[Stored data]
━━━
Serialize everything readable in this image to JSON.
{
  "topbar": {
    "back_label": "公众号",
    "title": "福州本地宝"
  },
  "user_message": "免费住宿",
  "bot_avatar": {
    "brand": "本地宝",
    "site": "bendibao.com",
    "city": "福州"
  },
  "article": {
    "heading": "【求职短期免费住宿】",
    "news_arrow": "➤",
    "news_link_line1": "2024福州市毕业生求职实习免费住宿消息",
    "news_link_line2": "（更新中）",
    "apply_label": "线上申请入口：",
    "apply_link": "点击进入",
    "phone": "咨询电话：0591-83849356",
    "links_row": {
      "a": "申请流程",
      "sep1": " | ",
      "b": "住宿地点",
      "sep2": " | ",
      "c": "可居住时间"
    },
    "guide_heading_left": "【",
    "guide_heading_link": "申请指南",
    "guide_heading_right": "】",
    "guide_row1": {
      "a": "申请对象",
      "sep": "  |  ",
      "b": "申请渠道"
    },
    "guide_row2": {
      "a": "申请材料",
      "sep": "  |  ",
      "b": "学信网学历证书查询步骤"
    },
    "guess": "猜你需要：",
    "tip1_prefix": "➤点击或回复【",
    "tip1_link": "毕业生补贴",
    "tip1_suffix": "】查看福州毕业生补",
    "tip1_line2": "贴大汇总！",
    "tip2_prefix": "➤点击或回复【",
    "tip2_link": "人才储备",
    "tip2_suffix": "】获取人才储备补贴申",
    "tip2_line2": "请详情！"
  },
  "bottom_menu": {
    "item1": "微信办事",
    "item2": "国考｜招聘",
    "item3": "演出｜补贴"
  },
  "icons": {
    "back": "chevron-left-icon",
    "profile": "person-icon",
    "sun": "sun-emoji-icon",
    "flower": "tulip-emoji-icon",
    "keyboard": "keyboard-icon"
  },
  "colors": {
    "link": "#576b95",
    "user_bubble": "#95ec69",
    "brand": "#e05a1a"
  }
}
━━━
Extract all of the data exactly as written.

◆ **Task output**
Serialize everything readable in this image to JSON.
{
  "topbar": {
    "back_label": "公众号",
    "title": "福州本地宝"
  },
  "user_message": "免费住宿",
  "bot_avatar": {
    "brand": "本地宝",
    "site": "bendibao.com",
    "city": "福州"
  },
  "article": {
    "heading": "【求职短期免费住宿】",
    "news_arrow": "➤",
    "news_link_line1": "2024福州市毕业生求职实习免费住宿消息",
    "news_link_line2": "（更新中）",
    "apply_label": "线上申请入口：",
    "apply_link": "点击进入",
    "phone": "咨询电话：0591-83849356",
    "links_row": {
      "a": "申请流程",
      "sep1": " | ",
      "b": "住宿地点",
      "sep2": " | ",
      "c": "可居住时间"
    },
    "guide_heading_left": "【",
    "guide_heading_link": "申请指南",
    "guide_heading_right": "】",
    "guide_row1": {
      "a": "申请对象",
      "sep": "  |  ",
      "b": "申请渠道"
    },
    "guide_row2": {
      "a": "申请材料",
      "sep": "  |  ",
      "b": "学信网学历证书查询步骤"
    },
    "guess": "猜你需要：",
    "tip1_prefix": "➤点击或回复【",
    "tip1_link": "毕业生补贴",
    "tip1_suffix": "】查看福州毕业生补",
    "tip1_line2": "贴大汇总！",
    "tip2_prefix": "➤点击或回复【",
    "tip2_link": "人才储备",
    "tip2_suffix": "】获取人才储备补贴申",
    "tip2_line2": "请详情！"
  },
  "bottom_menu": {
    "item1": "微信办事",
    "item2": "国考｜招聘",
    "item3": "演出｜补贴"
  },
  "icons": {
    "back": "chevron-left-icon",
    "profile": "person-icon",
    "sun": "sun-emoji-icon",
    "flower": "tulip-emoji-icon",
    "keyboard": "keyboard-icon"
  },
  "colors": {
    "link": "#576b95",
    "user_bubble": "#95ec69",
    "brand": "#e05a1a"
  }
}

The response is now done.